──────── DATA LINES ────────
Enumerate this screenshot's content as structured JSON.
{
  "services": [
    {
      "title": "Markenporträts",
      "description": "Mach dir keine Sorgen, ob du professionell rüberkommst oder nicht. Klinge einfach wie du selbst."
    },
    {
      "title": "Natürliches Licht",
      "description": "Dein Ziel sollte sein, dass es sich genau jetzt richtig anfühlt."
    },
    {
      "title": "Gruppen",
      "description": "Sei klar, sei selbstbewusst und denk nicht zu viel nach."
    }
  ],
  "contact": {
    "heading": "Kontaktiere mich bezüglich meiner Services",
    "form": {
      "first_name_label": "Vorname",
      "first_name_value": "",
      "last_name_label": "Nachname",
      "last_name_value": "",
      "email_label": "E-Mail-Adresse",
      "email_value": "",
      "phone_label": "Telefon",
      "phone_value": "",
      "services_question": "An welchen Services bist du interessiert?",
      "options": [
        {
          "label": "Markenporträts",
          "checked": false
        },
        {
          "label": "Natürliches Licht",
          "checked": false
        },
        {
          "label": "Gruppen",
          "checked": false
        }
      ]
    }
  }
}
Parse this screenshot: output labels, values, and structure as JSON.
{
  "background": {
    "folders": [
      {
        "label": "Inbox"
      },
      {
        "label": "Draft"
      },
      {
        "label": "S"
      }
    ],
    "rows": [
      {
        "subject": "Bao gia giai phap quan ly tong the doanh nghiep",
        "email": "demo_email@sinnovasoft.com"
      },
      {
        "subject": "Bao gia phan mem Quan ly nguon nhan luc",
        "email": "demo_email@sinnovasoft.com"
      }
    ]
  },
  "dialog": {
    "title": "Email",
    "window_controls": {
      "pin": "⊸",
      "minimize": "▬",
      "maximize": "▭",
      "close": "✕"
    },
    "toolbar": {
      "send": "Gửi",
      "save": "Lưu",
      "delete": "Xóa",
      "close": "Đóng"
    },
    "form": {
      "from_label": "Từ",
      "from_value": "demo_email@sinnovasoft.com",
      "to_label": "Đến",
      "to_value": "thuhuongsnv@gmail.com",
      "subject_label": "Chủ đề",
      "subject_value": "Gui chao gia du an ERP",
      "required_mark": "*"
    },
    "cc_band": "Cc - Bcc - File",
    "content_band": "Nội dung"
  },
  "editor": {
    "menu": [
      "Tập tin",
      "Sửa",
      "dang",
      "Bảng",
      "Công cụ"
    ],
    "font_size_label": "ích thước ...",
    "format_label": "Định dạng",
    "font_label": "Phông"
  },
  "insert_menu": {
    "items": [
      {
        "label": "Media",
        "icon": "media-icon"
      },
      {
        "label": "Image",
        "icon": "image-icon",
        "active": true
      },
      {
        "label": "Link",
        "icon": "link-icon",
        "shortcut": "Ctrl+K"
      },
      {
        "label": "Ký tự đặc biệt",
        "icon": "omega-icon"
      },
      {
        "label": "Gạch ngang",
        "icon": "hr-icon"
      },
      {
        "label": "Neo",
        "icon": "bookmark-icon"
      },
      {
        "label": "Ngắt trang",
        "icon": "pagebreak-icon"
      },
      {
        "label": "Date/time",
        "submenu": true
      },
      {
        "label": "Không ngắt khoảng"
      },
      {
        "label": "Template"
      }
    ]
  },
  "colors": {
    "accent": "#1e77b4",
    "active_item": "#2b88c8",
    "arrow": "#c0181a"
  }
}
────────
● **TASK OBJECTIVE**
Produce a verbatim transcription of the entries above.

● **TASK RESPONSE**
Enumerate this screenshot's content as structured JSON.
{
  "services": [
    {
      "title": "Markenporträts",
      "description": "Mach dir keine Sorgen, ob du professionell rüberkommst oder nicht. Klinge einfach wie du selbst."
    },
    {
      "title": "Natürliches Licht",
      "description": "Dein Ziel sollte sein, dass es sich genau jetzt richtig anfühlt."
    },
    {
      "title": "Gruppen",
      "description": "Sei klar, sei selbstbewusst und denk nicht zu viel nach."
    }
  ],
  "contact": {
    "heading": "Kontaktiere mich bezüglich meiner Services",
    "form": {
      "first_name_label": "Vorname",
      "first_name_value": "",
      "last_name_label": "Nachname",
      "last_name_value": "",
      "email_label": "E-Mail-Adresse",
      "email_value": "",
      "phone_label": "Telefon",
      "phone_value": "",
      "services_question": "An welchen Services bist du interessiert?",
      "options": [
        {
          "label": "Markenporträts",
          "checked": false
        },
        {
          "label": "Natürliches Licht",
          "checked": false
        },
        {
          "label": "Gruppen",
          "checked": false
        }
      ]
    }
  }
}
Parse this screenshot: output labels, values, and structure as JSON.
{
  "background": {
    "folders": [
      {
        "label": "Inbox"
      },
      {
        "label": "Draft"
      },
      {
        "label": "S"
      }
    ],
    "rows": [
      {
        "subject": "Bao gia giai phap quan ly tong the doanh nghiep",
        "email": "demo_email@sinnovasoft.com"
      },
      {
        "subject": "Bao gia phan mem Quan ly nguon nhan luc",
        "email": "demo_email@sinnovasoft.com"
      }
    ]
  },
  "dialog": {
    "title": "Email",
    "window_controls": {
      "pin": "⊸",
      "minimize": "▬",
      "maximize": "▭",
      "close": "✕"
    },
    "toolbar": {
      "send": "Gửi",
      "save": "Lưu",
      "delete": "Xóa",
      "close": "Đóng"
    },
    "form": {
      "from_label": "Từ",
      "from_value": "demo_email@sinnovasoft.com",
      "to_label": "Đến",
      "to_value": "thuhuongsnv@gmail.com",
      "subject_label": "Chủ đề",
      "subject_value": "Gui chao gia du an ERP",
      "required_mark": "*"
    },
    "cc_band": "Cc - Bcc - File",
    "content_band": "Nội dung"
  },
  "editor": {
    "menu": [
      "Tập tin",
      "Sửa",
      "dang",
      "Bảng",
      "Công cụ"
    ],
    "font_size_label": "ích thước ...",
    "format_label": "Định dạng",
    "font_label": "Phông"
  },
  "insert_menu": {
    "items": [
      {
        "label": "Media",
        "icon": "media-icon"
      },
      {
        "label": "Image",
        "icon": "image-icon",
        "active": true
      },
      {
        "label": "Link",
        "icon": "link-icon",
        "shortcut": "Ctrl+K"
      },
      {
        "label": "Ký tự đặc biệt",
        "icon": "omega-icon"
      },
      {
        "label": "Gạch ngang",
        "icon": "hr-icon"
      },
      {
        "label": "Neo",
        "icon": "bookmark-icon"
      },
      {
        "label": "Ngắt trang",
        "icon": "pagebreak-icon"
      },
      {
        "label": "Date/time",
        "submenu": true
      },
      {
        "label": "Không ngắt khoảng"
      },
      {
        "label": "Template"
      }
    ]
  },
  "colors": {
    "accent": "#1e77b4",
    "active_item": "#2b88c8",
    "arrow": "#c0181a"
  }
}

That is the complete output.